* Exercise requirements
Read through the data and count the lines that contain the string "因地制宜"; give only the result.

* Stored records
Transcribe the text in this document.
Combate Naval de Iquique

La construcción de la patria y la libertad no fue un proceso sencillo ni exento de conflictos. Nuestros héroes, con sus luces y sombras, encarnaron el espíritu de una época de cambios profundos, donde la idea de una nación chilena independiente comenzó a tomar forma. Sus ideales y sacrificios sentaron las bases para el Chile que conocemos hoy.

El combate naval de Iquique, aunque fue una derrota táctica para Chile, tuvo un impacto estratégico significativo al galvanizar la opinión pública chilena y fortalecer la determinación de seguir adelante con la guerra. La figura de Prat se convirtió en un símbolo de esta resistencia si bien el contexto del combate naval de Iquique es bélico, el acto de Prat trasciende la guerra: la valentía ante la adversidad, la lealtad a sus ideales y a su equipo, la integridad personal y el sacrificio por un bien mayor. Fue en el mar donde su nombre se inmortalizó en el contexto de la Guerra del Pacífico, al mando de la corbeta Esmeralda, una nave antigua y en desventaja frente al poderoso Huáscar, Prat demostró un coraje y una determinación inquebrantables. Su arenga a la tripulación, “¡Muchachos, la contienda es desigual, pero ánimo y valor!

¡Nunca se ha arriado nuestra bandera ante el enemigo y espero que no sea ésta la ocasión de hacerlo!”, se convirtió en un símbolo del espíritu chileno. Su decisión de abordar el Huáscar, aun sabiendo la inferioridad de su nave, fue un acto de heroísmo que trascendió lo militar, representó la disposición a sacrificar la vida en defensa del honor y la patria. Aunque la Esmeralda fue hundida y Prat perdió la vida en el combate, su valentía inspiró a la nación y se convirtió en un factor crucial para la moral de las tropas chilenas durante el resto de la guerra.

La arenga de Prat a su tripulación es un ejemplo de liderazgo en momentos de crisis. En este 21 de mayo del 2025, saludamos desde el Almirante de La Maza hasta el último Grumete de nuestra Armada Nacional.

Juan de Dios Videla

--

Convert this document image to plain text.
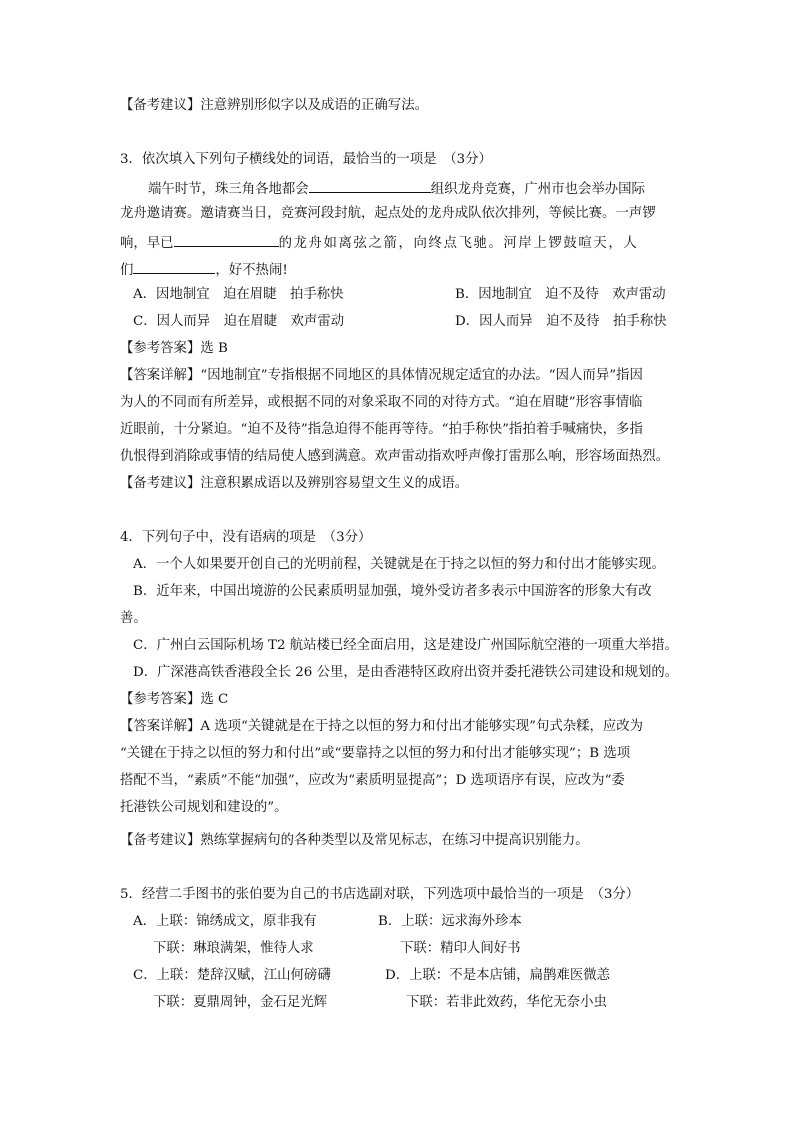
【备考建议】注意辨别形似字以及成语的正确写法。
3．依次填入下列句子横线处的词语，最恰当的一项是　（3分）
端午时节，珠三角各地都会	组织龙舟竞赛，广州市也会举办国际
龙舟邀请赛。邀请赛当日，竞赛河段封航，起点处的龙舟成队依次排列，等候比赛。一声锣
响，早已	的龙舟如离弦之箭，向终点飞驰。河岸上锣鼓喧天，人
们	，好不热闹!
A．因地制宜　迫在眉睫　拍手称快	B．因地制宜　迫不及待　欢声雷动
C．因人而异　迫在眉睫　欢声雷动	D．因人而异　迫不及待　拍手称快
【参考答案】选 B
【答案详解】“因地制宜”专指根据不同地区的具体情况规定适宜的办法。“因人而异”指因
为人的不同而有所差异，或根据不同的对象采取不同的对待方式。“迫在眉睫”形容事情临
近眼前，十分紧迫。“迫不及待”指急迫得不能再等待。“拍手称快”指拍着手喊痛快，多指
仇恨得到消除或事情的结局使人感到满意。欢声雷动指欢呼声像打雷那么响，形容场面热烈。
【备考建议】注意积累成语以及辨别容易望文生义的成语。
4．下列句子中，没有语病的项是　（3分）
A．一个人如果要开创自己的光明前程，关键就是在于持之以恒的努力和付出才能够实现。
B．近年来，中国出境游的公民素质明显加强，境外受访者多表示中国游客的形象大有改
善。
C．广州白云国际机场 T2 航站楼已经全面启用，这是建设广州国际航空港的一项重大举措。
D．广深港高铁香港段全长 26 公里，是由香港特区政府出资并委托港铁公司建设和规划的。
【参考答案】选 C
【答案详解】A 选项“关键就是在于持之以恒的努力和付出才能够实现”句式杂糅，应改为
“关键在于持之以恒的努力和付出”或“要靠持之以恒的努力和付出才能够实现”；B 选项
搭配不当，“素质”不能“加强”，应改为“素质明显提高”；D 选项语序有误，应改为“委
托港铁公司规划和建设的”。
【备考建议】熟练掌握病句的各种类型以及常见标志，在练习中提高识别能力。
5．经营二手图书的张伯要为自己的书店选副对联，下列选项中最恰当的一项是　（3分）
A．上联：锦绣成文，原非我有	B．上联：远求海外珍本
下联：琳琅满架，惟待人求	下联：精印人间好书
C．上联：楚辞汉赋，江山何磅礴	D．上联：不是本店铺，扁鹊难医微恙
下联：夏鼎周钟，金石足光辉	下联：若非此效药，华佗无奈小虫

...

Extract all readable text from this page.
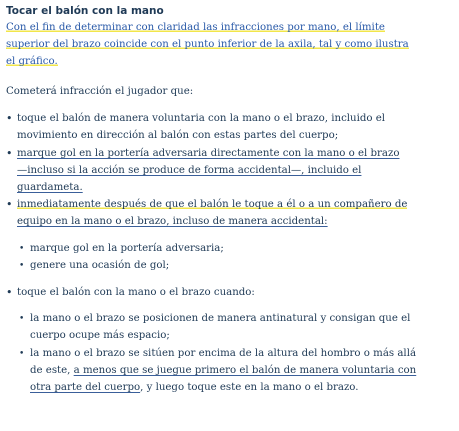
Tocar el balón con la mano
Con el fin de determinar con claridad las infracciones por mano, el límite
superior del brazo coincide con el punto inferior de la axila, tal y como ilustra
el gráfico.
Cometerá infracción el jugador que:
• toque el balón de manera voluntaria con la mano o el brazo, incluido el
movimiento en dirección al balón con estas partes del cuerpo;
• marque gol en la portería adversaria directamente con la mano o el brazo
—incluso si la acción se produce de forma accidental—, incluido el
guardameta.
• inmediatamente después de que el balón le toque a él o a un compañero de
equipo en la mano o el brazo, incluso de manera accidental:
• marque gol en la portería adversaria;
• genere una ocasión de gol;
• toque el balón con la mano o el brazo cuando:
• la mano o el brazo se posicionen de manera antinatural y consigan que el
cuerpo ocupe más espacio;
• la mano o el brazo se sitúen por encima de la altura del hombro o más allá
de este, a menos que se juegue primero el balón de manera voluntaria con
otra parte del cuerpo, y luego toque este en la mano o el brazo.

* Solution below
2